** START **
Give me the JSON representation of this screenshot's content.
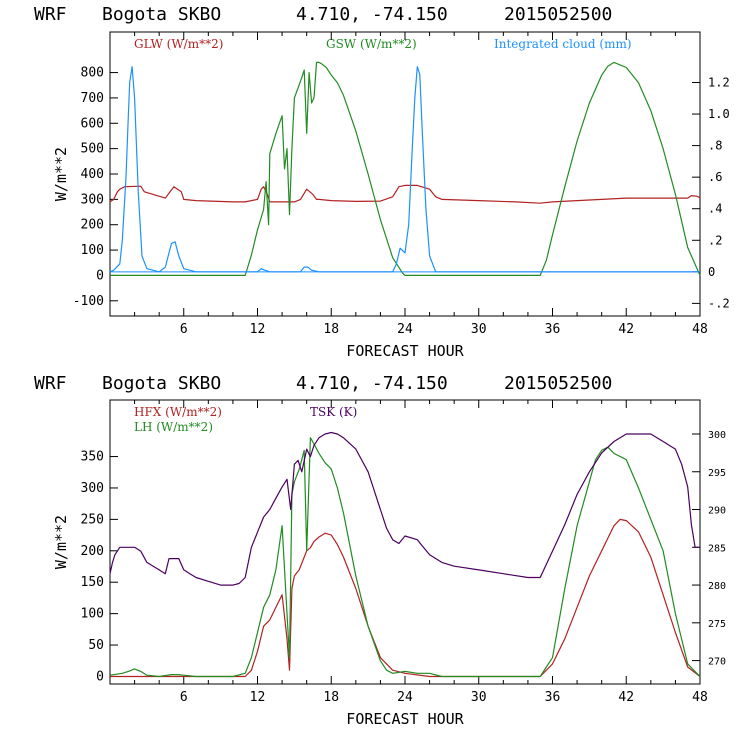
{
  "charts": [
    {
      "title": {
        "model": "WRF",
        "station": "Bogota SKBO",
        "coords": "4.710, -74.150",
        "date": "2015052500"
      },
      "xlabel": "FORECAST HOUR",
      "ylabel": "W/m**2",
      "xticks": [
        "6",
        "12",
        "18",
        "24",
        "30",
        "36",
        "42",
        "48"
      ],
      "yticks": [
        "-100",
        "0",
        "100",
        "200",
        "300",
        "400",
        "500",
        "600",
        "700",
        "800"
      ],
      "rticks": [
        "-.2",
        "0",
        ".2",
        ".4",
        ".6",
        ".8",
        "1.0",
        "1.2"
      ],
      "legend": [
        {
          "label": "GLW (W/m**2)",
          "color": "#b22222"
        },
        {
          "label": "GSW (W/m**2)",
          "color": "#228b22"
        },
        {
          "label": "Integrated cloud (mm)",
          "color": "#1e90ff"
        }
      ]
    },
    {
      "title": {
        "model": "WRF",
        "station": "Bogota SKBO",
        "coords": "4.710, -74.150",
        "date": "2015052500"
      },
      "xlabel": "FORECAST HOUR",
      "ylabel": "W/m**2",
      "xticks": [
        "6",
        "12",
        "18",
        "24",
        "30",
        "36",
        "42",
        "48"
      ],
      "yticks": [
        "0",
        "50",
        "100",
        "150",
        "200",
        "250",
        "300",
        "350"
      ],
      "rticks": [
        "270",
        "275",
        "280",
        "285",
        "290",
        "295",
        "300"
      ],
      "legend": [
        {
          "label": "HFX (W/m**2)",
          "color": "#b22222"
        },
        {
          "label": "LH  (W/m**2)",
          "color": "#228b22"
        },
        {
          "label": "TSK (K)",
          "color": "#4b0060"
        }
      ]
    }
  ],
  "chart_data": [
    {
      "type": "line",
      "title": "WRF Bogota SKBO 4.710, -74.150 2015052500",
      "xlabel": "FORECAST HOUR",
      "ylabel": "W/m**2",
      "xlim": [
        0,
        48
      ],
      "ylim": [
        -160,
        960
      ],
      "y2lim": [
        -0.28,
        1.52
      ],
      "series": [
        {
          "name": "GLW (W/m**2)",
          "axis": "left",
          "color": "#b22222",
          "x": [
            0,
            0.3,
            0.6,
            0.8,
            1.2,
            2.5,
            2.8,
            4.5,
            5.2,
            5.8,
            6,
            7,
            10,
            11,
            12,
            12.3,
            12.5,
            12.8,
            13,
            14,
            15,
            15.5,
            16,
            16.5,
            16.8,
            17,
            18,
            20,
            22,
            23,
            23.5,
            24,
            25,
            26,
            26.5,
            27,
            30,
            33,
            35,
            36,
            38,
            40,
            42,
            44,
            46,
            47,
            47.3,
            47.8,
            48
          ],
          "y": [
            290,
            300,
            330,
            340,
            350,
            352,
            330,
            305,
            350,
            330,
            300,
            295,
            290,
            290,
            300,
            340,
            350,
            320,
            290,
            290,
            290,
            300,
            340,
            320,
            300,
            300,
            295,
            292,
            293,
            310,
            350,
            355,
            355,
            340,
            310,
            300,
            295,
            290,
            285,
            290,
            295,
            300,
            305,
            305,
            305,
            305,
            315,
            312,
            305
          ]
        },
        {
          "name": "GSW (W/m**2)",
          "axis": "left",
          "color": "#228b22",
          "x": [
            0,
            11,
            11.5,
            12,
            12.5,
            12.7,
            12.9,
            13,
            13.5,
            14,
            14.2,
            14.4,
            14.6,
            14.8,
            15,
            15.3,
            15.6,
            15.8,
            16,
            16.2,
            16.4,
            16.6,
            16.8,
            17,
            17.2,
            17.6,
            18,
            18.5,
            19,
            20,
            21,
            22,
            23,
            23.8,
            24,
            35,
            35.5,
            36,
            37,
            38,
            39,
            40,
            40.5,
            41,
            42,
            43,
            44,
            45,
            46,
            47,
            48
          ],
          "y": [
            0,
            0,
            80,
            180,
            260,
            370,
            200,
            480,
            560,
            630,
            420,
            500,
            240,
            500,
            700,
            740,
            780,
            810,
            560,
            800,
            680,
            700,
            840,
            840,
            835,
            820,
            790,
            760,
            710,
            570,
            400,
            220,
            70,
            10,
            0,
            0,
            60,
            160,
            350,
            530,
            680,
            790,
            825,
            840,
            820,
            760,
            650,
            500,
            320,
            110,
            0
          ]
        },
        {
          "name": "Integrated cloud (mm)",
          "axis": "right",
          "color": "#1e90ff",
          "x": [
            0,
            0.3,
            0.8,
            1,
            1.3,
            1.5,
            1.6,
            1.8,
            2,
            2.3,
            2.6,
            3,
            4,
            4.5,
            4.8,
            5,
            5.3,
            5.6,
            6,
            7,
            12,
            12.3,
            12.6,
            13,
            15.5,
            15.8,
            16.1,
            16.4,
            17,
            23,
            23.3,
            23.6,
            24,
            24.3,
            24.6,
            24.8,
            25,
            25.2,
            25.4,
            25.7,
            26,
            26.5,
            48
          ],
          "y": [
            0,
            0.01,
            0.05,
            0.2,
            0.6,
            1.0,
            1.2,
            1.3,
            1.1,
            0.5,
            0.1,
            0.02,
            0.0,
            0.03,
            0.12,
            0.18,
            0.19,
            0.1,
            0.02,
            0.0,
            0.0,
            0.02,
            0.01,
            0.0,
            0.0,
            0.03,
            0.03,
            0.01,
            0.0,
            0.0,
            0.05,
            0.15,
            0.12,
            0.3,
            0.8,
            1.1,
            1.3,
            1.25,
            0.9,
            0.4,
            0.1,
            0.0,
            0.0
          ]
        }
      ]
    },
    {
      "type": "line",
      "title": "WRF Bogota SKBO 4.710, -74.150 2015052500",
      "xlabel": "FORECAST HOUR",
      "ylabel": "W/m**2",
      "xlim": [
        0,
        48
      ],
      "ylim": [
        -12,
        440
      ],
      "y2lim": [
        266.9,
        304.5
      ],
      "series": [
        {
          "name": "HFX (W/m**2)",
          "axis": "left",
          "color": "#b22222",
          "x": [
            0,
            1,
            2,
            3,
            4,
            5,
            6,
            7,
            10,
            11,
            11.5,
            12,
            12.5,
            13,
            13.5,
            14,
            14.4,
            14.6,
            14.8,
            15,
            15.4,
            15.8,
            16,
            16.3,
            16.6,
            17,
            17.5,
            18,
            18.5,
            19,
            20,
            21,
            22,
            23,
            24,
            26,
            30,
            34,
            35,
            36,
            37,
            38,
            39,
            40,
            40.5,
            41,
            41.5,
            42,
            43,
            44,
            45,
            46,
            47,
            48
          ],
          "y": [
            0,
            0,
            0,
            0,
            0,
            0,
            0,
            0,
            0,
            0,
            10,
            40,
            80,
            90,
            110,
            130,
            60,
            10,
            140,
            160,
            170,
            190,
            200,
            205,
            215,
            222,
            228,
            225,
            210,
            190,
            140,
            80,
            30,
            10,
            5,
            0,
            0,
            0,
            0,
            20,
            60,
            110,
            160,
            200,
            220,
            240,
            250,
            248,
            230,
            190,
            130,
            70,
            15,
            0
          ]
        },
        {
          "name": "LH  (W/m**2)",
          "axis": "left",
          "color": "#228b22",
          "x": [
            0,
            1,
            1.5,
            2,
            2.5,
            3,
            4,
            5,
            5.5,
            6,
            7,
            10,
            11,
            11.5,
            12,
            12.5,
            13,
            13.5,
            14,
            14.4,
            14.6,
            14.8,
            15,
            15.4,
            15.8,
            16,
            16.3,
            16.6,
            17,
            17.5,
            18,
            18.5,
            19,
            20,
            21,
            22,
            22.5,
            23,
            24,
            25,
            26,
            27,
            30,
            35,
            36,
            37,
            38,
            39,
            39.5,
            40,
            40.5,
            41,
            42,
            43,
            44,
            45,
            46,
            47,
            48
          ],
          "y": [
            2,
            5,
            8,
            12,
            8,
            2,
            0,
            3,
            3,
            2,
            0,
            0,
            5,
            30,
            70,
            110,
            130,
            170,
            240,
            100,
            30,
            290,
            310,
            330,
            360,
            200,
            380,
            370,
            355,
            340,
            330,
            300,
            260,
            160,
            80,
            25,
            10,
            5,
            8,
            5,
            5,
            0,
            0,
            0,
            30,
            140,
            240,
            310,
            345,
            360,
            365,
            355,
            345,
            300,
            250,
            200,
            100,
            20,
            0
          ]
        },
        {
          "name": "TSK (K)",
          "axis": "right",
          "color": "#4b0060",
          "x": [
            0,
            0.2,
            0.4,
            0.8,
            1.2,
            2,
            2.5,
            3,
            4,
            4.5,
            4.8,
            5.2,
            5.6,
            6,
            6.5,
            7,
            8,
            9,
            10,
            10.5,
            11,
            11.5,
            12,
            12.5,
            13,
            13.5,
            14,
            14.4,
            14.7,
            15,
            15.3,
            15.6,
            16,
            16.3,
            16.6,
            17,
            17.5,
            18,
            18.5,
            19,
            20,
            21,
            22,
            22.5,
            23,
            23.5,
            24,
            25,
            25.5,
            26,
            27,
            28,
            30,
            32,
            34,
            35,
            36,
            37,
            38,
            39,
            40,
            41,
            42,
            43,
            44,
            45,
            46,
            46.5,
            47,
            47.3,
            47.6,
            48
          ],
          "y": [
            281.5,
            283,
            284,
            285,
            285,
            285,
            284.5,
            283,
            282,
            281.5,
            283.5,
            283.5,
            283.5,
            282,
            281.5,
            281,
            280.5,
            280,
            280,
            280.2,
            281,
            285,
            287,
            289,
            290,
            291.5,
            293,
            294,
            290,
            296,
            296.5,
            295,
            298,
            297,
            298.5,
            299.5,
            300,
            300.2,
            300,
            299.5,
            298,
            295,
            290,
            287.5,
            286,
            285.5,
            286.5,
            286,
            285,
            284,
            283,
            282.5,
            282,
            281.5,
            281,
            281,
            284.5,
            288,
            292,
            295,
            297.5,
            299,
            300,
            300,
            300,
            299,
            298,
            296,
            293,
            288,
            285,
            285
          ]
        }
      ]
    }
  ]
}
** END **
Copy the lines from the entries above in which the word "cloud" appears.

» FINISHED ANSWER
          "label": "Integrated cloud (mm)",
          "name": "Integrated cloud (mm)",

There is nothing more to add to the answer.